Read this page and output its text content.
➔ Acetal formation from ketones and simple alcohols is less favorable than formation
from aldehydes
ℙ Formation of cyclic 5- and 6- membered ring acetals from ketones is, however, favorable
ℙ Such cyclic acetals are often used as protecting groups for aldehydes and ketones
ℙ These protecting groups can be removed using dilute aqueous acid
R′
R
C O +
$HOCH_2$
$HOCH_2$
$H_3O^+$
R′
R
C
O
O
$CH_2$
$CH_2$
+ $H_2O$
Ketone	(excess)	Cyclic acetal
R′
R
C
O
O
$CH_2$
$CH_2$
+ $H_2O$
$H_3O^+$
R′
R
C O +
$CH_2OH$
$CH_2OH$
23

◆ ◆ ◆

- Stated exercise
Count every line in the listing above that holds "protecting", then report only the count.

- Task answer
2